*** Data excerpts

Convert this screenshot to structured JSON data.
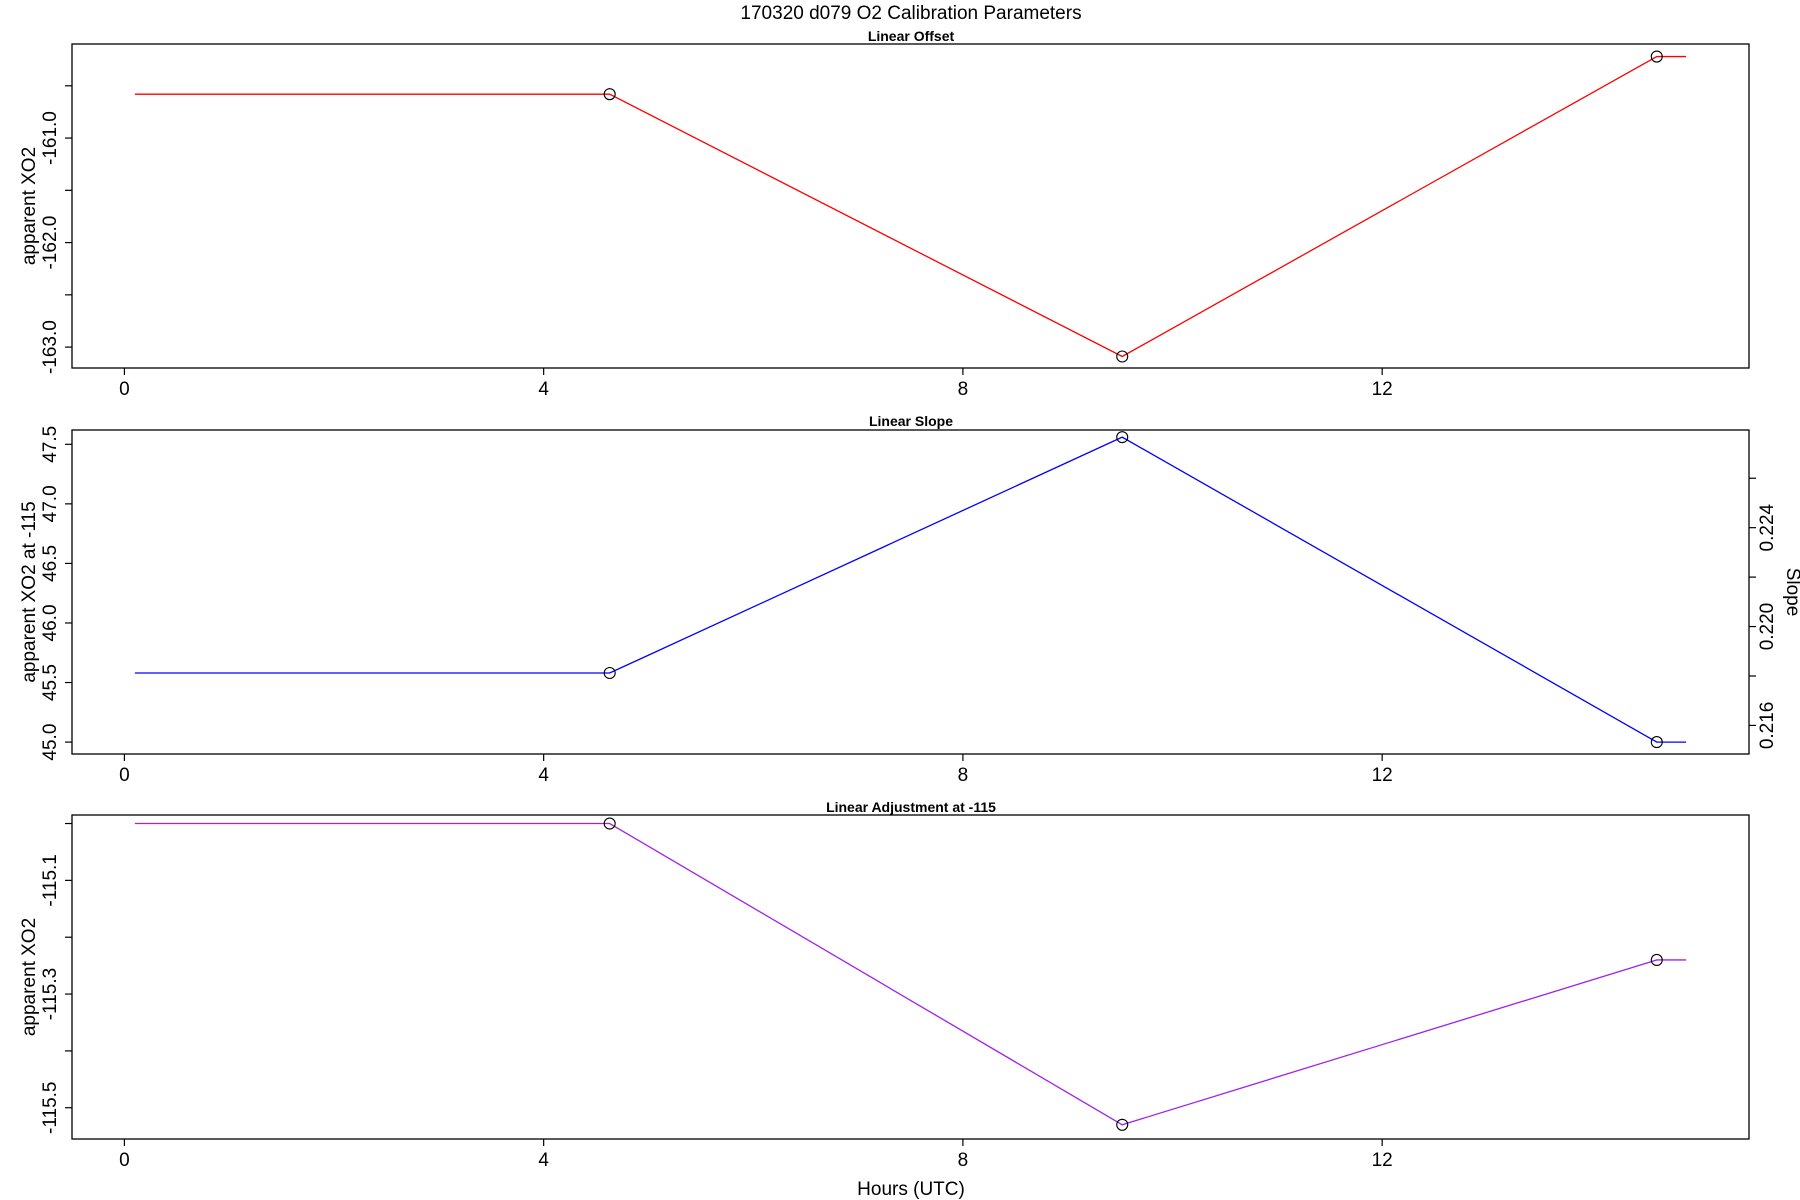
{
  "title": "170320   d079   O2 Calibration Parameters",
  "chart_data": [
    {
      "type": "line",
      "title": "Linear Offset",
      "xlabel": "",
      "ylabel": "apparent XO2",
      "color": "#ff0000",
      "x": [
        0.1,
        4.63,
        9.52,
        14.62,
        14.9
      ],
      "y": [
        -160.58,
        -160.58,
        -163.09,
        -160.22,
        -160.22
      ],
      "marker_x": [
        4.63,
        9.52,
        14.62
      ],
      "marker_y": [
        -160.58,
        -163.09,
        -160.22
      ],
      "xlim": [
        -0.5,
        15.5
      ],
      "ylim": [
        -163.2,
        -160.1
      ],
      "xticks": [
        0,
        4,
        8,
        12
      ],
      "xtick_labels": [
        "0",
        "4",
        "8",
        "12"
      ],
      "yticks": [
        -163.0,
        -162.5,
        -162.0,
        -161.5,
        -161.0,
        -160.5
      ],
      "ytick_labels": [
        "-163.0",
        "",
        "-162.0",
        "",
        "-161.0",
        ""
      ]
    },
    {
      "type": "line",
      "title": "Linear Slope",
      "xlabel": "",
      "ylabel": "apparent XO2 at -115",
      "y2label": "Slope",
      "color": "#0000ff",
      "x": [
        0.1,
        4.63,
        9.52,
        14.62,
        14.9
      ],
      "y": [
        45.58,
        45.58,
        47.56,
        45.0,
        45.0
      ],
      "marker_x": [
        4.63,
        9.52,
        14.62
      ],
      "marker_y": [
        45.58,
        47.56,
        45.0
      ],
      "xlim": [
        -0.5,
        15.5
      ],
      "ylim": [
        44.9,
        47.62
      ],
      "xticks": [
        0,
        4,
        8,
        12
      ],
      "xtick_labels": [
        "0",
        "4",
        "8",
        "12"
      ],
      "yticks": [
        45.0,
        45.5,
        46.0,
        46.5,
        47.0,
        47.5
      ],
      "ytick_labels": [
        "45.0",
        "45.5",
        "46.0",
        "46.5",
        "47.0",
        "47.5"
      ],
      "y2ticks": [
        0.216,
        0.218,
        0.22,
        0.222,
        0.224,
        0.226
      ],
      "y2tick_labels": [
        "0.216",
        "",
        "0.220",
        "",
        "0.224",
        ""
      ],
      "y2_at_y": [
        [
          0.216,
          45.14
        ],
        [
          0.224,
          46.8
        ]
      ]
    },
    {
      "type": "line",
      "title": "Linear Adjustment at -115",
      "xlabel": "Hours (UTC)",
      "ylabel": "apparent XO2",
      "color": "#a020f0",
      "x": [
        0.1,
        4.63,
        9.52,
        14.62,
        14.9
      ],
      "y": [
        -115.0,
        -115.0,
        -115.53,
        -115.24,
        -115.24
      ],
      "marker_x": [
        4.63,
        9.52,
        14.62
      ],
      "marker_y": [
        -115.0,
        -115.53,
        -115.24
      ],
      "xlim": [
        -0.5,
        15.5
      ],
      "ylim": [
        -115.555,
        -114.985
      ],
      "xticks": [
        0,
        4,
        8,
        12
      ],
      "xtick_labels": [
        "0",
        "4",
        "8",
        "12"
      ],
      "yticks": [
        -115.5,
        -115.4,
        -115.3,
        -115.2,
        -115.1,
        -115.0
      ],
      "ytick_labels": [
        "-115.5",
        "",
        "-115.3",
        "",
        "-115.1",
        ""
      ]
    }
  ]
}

******
*** Data excerpts

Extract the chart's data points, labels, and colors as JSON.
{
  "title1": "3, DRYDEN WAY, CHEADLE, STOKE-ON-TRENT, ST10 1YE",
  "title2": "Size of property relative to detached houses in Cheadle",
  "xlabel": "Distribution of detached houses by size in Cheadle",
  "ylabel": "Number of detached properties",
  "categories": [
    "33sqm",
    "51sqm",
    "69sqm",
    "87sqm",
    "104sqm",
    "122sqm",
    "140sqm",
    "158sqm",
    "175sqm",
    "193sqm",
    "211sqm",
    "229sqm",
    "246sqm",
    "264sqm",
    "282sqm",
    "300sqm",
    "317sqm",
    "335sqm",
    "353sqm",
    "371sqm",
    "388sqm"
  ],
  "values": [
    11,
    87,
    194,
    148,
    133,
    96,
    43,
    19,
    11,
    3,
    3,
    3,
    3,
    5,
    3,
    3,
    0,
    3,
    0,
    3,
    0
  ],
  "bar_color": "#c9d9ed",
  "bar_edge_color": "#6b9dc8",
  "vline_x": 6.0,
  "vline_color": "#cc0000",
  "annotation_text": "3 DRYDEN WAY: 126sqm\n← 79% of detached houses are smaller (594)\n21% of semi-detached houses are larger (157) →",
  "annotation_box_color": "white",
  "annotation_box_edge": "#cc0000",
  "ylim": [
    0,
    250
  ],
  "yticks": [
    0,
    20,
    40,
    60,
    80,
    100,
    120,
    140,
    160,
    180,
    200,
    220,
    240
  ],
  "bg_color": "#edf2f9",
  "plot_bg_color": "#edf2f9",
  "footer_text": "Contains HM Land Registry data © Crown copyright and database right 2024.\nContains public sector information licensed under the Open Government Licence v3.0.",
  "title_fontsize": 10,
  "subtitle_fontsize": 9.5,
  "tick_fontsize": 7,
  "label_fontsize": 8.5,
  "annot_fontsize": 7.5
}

******

Written request> Show every line from the entries above in which "ylabel" appears.

Expected answer>
      "ylabel": "apparent XO2",
      "ylabel": "apparent XO2 at -115",
      "ylabel": "apparent XO2",
  "ylabel": "Number of detached properties",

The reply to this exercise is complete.